▸ **To be done**
Check every line of the entries below for the word "icon", and copy the ones that have it.

▸ **Provided information**
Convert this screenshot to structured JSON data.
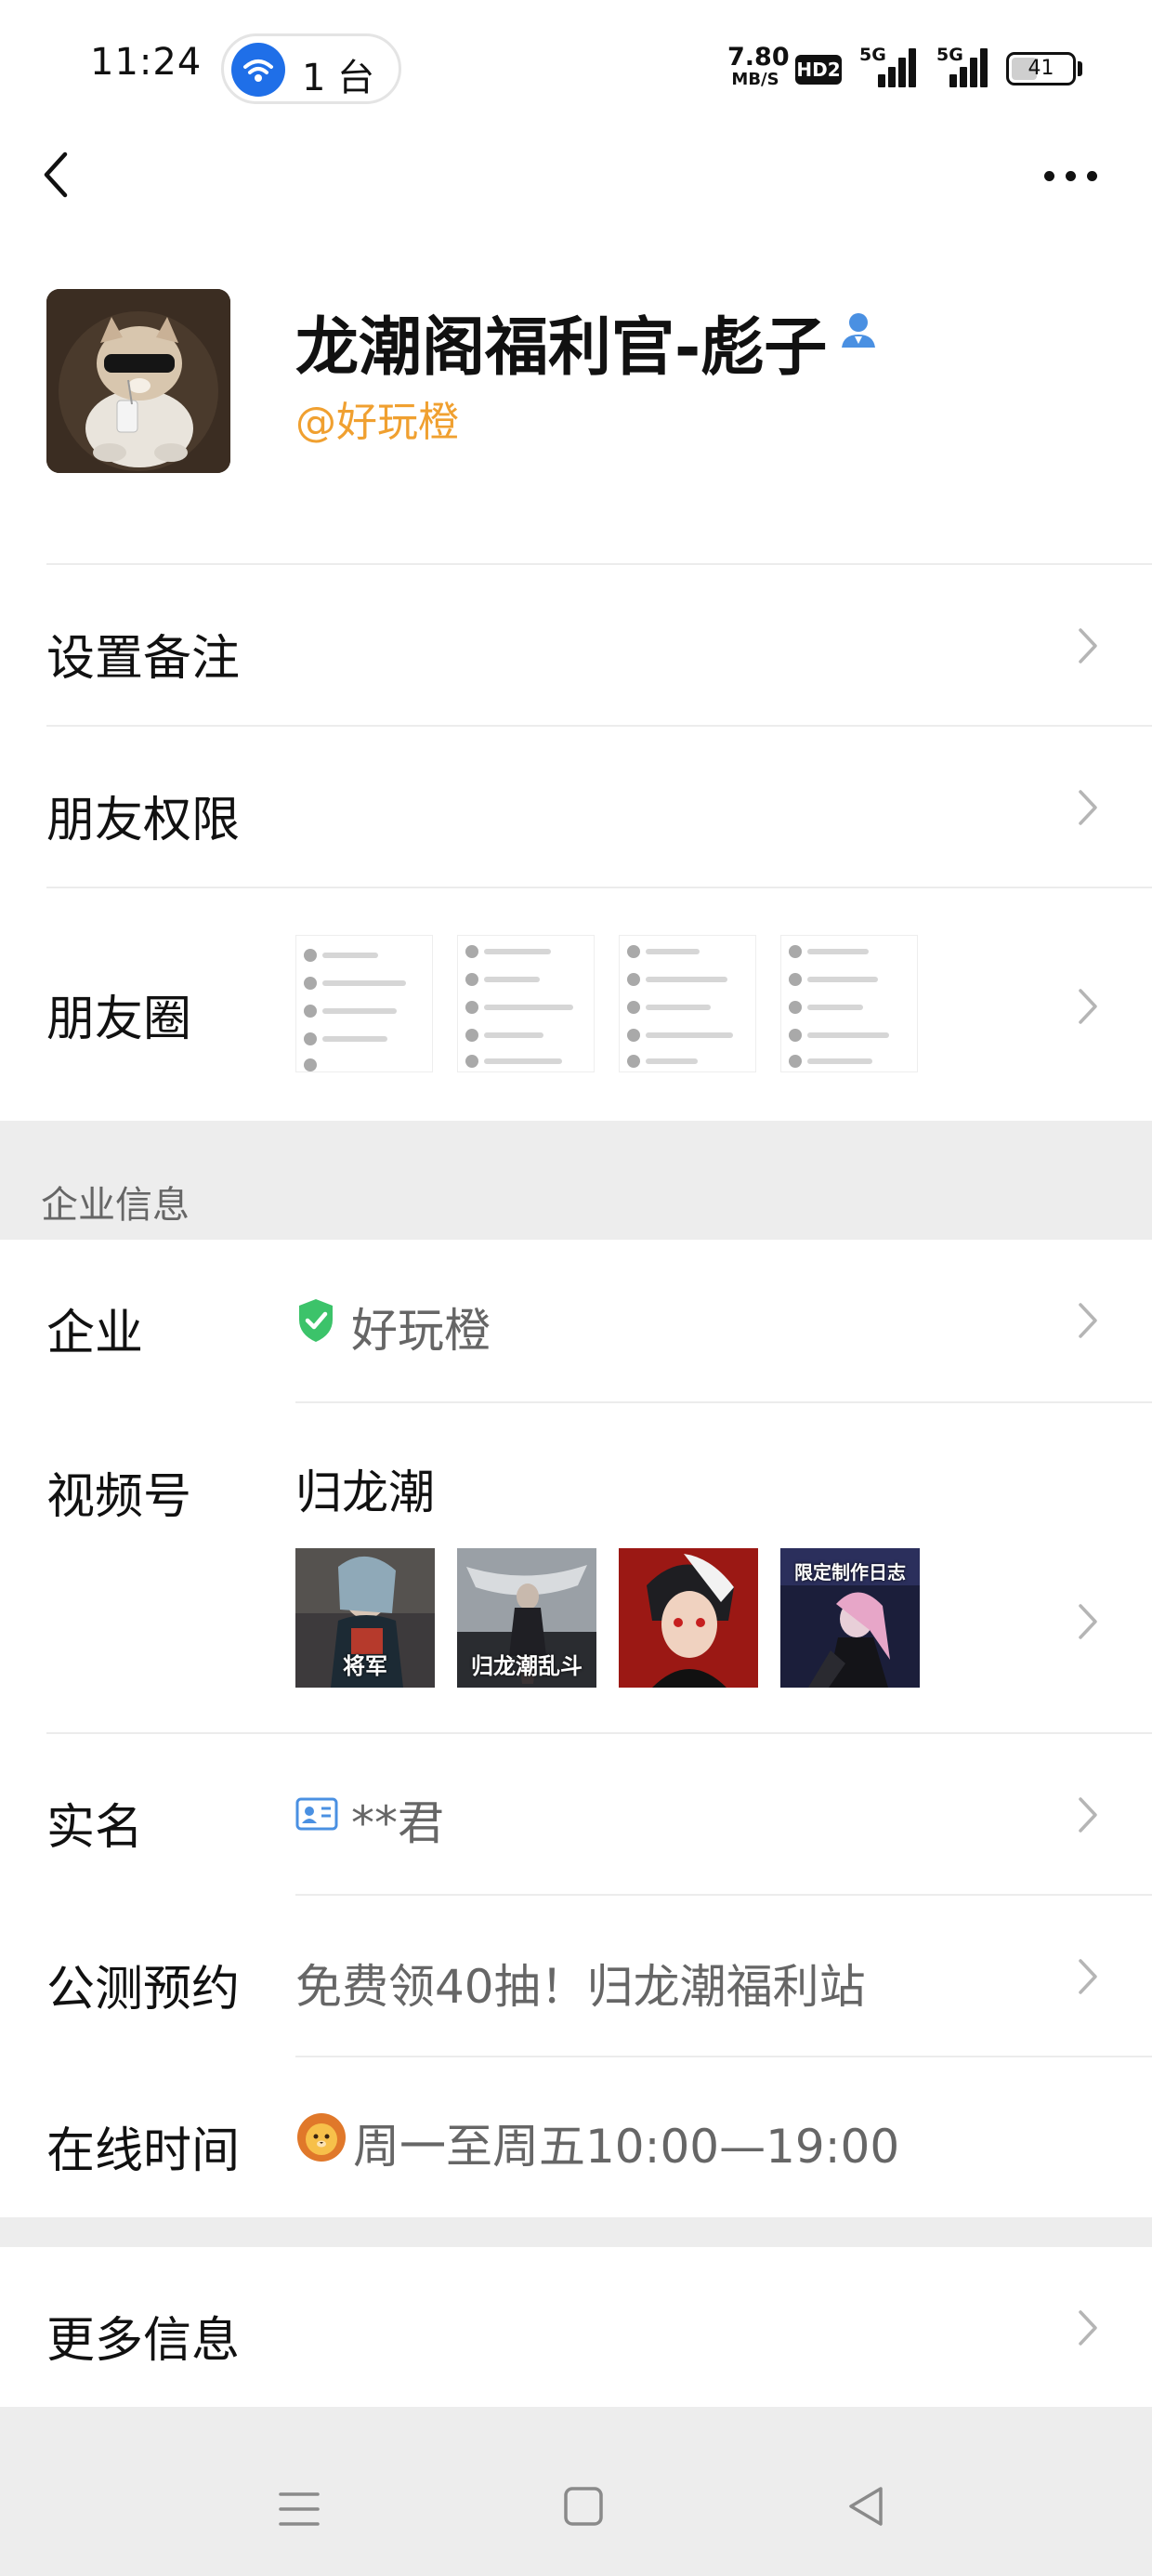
{
  "status_bar": {
    "time": "11:24",
    "pill_count": "1 台",
    "net_speed_value": "7.80",
    "net_speed_unit": "MB/S",
    "hd_badge": "HD2",
    "signal_1_tag": "5G",
    "signal_2_tag": "5G",
    "battery_level": "41",
    "battery_fraction": 0.41
  },
  "nav": {
    "back_icon": "chevron-left-icon",
    "more_icon": "more-dots-icon"
  },
  "profile": {
    "name": "龙潮阁福利官-彪子",
    "handle": "@好玩橙",
    "badge_icon": "person-verified-icon"
  },
  "rows": {
    "set_remark": "设置备注",
    "friend_permissions": "朋友权限",
    "moments": "朋友圈"
  },
  "enterprise_section": {
    "title": "企业信息",
    "company_label": "企业",
    "company_value": "好玩橙",
    "channels_label": "视频号",
    "channels_value": "归龙潮",
    "channel_thumb_captions": [
      "将军",
      "归龙潮乱斗",
      "",
      "限定制作日志"
    ],
    "realname_label": "实名",
    "realname_value": "**君",
    "preorder_label": "公测预约",
    "preorder_value": "免费领40抽！归龙潮福利站",
    "online_label": "在线时间",
    "online_value": "周一至周五10:00—19:00"
  },
  "more_info": {
    "label": "更多信息"
  },
  "colors": {
    "accent_orange": "#f0a030",
    "verified_green": "#3cc36a",
    "badge_blue": "#4a90e2",
    "section_gray": "#ededed"
  }
}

▸ **Right answer**
    "back_icon": "chevron-left-icon",
    "more_icon": "more-dots-icon"
    "badge_icon": "person-verified-icon"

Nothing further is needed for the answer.